Write out, precisely and in full, each line of the material.

SUPPLIED DATA:
>>>
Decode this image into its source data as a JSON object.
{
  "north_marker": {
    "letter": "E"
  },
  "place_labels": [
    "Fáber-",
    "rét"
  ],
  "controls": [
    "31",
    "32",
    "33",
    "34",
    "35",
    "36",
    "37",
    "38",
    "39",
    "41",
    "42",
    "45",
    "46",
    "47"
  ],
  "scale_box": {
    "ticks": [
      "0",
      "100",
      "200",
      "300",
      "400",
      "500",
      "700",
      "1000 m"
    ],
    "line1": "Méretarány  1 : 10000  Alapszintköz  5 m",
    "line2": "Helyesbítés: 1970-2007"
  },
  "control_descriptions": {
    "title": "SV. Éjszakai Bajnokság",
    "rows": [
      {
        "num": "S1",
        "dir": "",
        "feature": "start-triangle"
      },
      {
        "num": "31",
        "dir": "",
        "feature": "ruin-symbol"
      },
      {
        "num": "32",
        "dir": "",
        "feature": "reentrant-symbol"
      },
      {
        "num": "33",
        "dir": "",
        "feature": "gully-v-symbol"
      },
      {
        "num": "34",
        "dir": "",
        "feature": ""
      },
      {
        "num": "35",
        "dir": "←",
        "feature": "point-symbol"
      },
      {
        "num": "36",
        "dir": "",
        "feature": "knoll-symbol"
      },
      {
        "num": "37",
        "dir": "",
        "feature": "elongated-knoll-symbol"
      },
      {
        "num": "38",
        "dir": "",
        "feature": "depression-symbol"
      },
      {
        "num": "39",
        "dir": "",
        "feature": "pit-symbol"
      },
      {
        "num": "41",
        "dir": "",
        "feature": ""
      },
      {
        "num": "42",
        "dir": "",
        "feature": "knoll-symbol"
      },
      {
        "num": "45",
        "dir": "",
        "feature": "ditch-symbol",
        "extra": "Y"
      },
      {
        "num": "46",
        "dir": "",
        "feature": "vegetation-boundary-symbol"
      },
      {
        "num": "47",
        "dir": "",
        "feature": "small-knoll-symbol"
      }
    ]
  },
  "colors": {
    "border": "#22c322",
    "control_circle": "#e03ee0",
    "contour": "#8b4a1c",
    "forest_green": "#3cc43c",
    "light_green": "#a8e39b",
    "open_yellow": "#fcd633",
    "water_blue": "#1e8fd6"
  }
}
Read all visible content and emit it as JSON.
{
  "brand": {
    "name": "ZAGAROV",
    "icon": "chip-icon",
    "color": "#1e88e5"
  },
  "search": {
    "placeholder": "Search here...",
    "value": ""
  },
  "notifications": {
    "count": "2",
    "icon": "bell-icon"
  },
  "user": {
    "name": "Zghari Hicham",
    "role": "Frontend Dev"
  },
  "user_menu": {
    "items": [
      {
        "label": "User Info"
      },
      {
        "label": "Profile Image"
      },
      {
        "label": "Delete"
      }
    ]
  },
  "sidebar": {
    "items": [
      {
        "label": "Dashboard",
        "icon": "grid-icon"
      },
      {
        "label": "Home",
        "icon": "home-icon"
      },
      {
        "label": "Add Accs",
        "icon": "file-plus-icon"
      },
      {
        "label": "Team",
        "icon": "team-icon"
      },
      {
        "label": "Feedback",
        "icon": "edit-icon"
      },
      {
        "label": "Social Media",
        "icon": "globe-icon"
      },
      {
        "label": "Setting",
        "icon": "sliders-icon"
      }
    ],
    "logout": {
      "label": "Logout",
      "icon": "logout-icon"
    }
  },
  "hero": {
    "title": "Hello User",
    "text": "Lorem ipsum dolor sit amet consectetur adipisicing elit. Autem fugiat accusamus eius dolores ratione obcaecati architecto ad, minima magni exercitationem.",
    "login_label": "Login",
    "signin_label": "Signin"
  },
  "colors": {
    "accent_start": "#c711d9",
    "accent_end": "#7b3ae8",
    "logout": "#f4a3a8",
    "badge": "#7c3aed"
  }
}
<<<
WORKED SOLUTION:
Decode this image into its source data as a JSON object.
{
  "north_marker": {
    "letter": "E"
  },
  "place_labels": [
    "Fáber-",
    "rét"
  ],
  "controls": [
    "31",
    "32",
    "33",
    "34",
    "35",
    "36",
    "37",
    "38",
    "39",
    "41",
    "42",
    "45",
    "46",
    "47"
  ],
  "scale_box": {
    "ticks": [
      "0",
      "100",
      "200",
      "300",
      "400",
      "500",
      "700",
      "1000 m"
    ],
    "line1": "Méretarány  1 : 10000  Alapszintköz  5 m",
    "line2": "Helyesbítés: 1970-2007"
  },
  "control_descriptions": {
    "title": "SV. Éjszakai Bajnokság",
    "rows": [
      {
        "num": "S1",
        "dir": "",
        "feature": "start-triangle"
      },
      {
        "num": "31",
        "dir": "",
        "feature": "ruin-symbol"
      },
      {
        "num": "32",
        "dir": "",
        "feature": "reentrant-symbol"
      },
      {
        "num": "33",
        "dir": "",
        "feature": "gully-v-symbol"
      },
      {
        "num": "34",
        "dir": "",
        "feature": ""
      },
      {
        "num": "35",
        "dir": "←",
        "feature": "point-symbol"
      },
      {
        "num": "36",
        "dir": "",
        "feature": "knoll-symbol"
      },
      {
        "num": "37",
        "dir": "",
        "feature": "elongated-knoll-symbol"
      },
      {
        "num": "38",
        "dir": "",
        "feature": "depression-symbol"
      },
      {
        "num": "39",
        "dir": "",
        "feature": "pit-symbol"
      },
      {
        "num": "41",
        "dir": "",
        "feature": ""
      },
      {
        "num": "42",
        "dir": "",
        "feature": "knoll-symbol"
      },
      {
        "num": "45",
        "dir": "",
        "feature": "ditch-symbol",
        "extra": "Y"
      },
      {
        "num": "46",
        "dir": "",
        "feature": "vegetation-boundary-symbol"
      },
      {
        "num": "47",
        "dir": "",
        "feature": "small-knoll-symbol"
      }
    ]
  },
  "colors": {
    "border": "#22c322",
    "control_circle": "#e03ee0",
    "contour": "#8b4a1c",
    "forest_green": "#3cc43c",
    "light_green": "#a8e39b",
    "open_yellow": "#fcd633",
    "water_blue": "#1e8fd6"
  }
}
Read all visible content and emit it as JSON.
{
  "brand": {
    "name": "ZAGAROV",
    "icon": "chip-icon",
    "color": "#1e88e5"
  },
  "search": {
    "placeholder": "Search here...",
    "value": ""
  },
  "notifications": {
    "count": "2",
    "icon": "bell-icon"
  },
  "user": {
    "name": "Zghari Hicham",
    "role": "Frontend Dev"
  },
  "user_menu": {
    "items": [
      {
        "label": "User Info"
      },
      {
        "label": "Profile Image"
      },
      {
        "label": "Delete"
      }
    ]
  },
  "sidebar": {
    "items": [
      {
        "label": "Dashboard",
        "icon": "grid-icon"
      },
      {
        "label": "Home",
        "icon": "home-icon"
      },
      {
        "label": "Add Accs",
        "icon": "file-plus-icon"
      },
      {
        "label": "Team",
        "icon": "team-icon"
      },
      {
        "label": "Feedback",
        "icon": "edit-icon"
      },
      {
        "label": "Social Media",
        "icon": "globe-icon"
      },
      {
        "label": "Setting",
        "icon": "sliders-icon"
      }
    ],
    "logout": {
      "label": "Logout",
      "icon": "logout-icon"
    }
  },
  "hero": {
    "title": "Hello User",
    "text": "Lorem ipsum dolor sit amet consectetur adipisicing elit. Autem fugiat accusamus eius dolores ratione obcaecati architecto ad, minima magni exercitationem.",
    "login_label": "Login",
    "signin_label": "Signin"
  },
  "colors": {
    "accent_start": "#c711d9",
    "accent_end": "#7b3ae8",
    "logout": "#f4a3a8",
    "badge": "#7c3aed"
  }
}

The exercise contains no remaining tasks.